*WHAT YOU HAVE TO DO*.
Leave out the pictures and transcribe everything else exactly.
[start GIVEN RECORDS]
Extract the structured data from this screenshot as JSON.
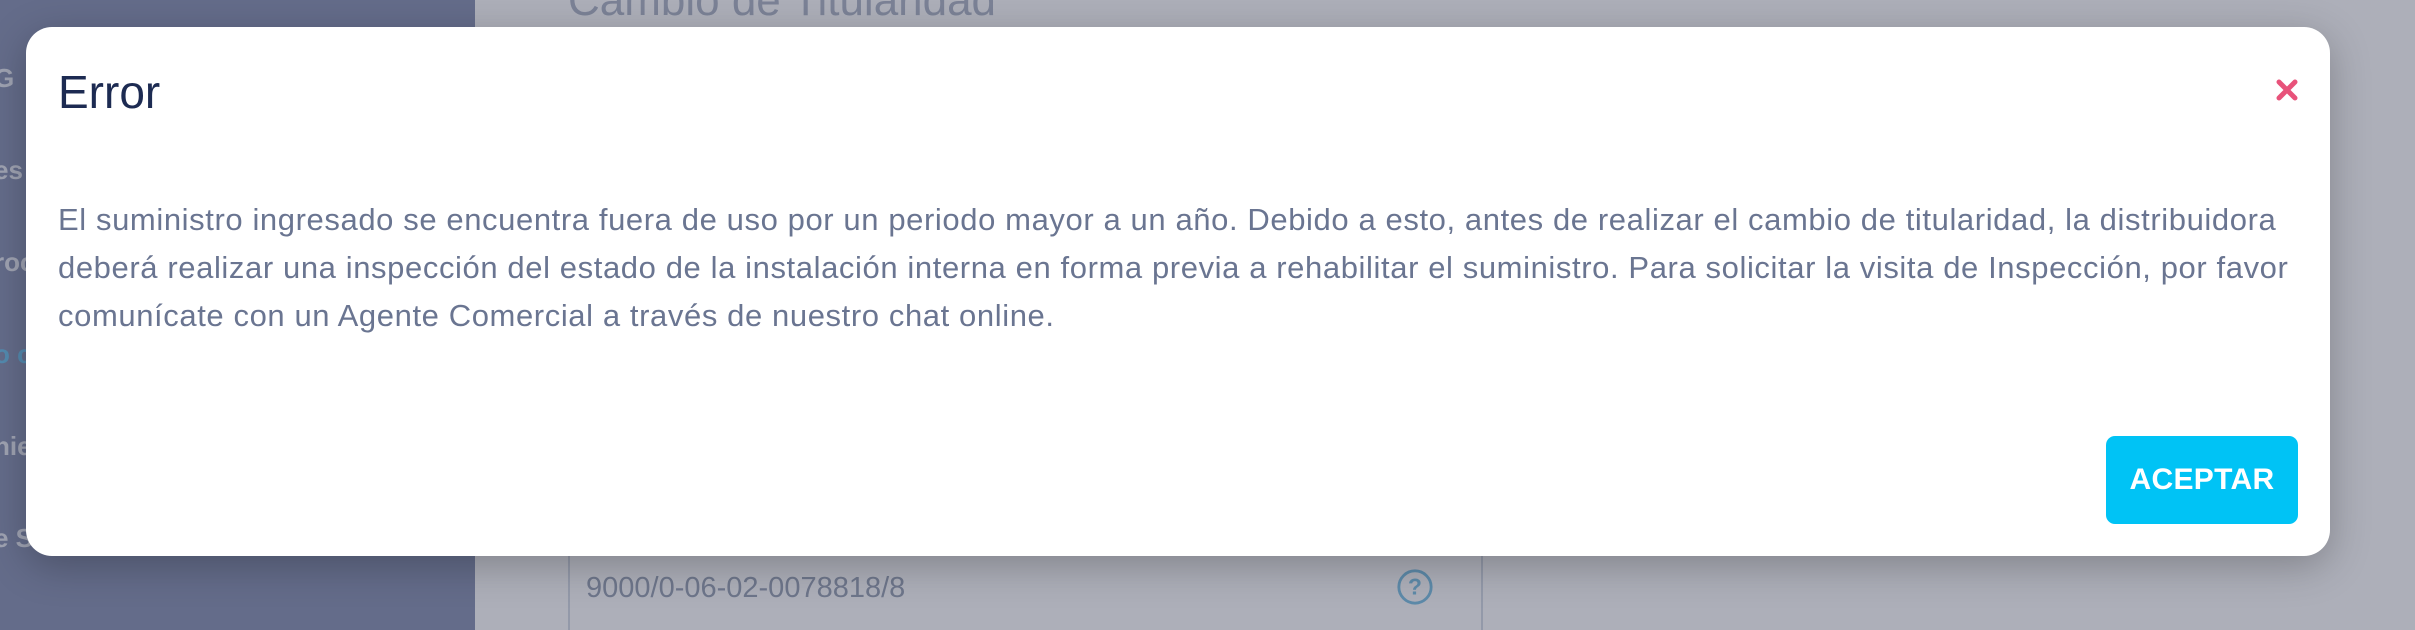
{
  "background": {
    "sidebar": {
      "items": [
        {
          "label": "G"
        },
        {
          "label": "es"
        },
        {
          "label": "roc"
        },
        {
          "label": "o c",
          "active": true
        },
        {
          "label": "nie"
        },
        {
          "label": "e S"
        }
      ]
    },
    "page_title": "Cambio de Titularidad",
    "supply_field": {
      "value": "9000/0-06-02-0078818/8"
    }
  },
  "modal": {
    "title": "Error",
    "body": "El suministro ingresado se encuentra fuera de uso por un periodo mayor a un año. Debido a esto, antes de realizar el cambio de titularidad, la distribuidora deberá realizar una inspección del estado de la instalación interna en forma previa a rehabilitar el suministro. Para solicitar la visita de Inspección, por favor comunícate con un Agente Comercial a través de nuestro chat online.",
    "accept_label": "ACEPTAR"
  },
  "colors": {
    "accent": "#00c3f5",
    "close": "#e8527a",
    "title": "#1d2b52",
    "body_text": "#6a7591",
    "sidebar": "#8a94b3"
  },
  "icons": {
    "close": "close-icon",
    "help": "help-icon"
  }
}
[end GIVEN RECORDS]
*RESULT OF THE EXERCISE*.
Extract the structured data from this screenshot as JSON.
{
  "background": {
    "sidebar": {
      "items": [
        {
          "label": "G"
        },
        {
          "label": "es"
        },
        {
          "label": "roc"
        },
        {
          "label": "o c",
          "active": true
        },
        {
          "label": "nie"
        },
        {
          "label": "e S"
        }
      ]
    },
    "page_title": "Cambio de Titularidad",
    "supply_field": {
      "value": "9000/0-06-02-0078818/8"
    }
  },
  "modal": {
    "title": "Error",
    "body": "El suministro ingresado se encuentra fuera de uso por un periodo mayor a un año. Debido a esto, antes de realizar el cambio de titularidad, la distribuidora deberá realizar una inspección del estado de la instalación interna en forma previa a rehabilitar el suministro. Para solicitar la visita de Inspección, por favor comunícate con un Agente Comercial a través de nuestro chat online.",
    "accept_label": "ACEPTAR"
  },
  "colors": {
    "accent": "#00c3f5",
    "close": "#e8527a",
    "title": "#1d2b52",
    "body_text": "#6a7591",
    "sidebar": "#8a94b3"
  },
  "icons": {
    "close": "close-icon",
    "help": "help-icon"
  }
}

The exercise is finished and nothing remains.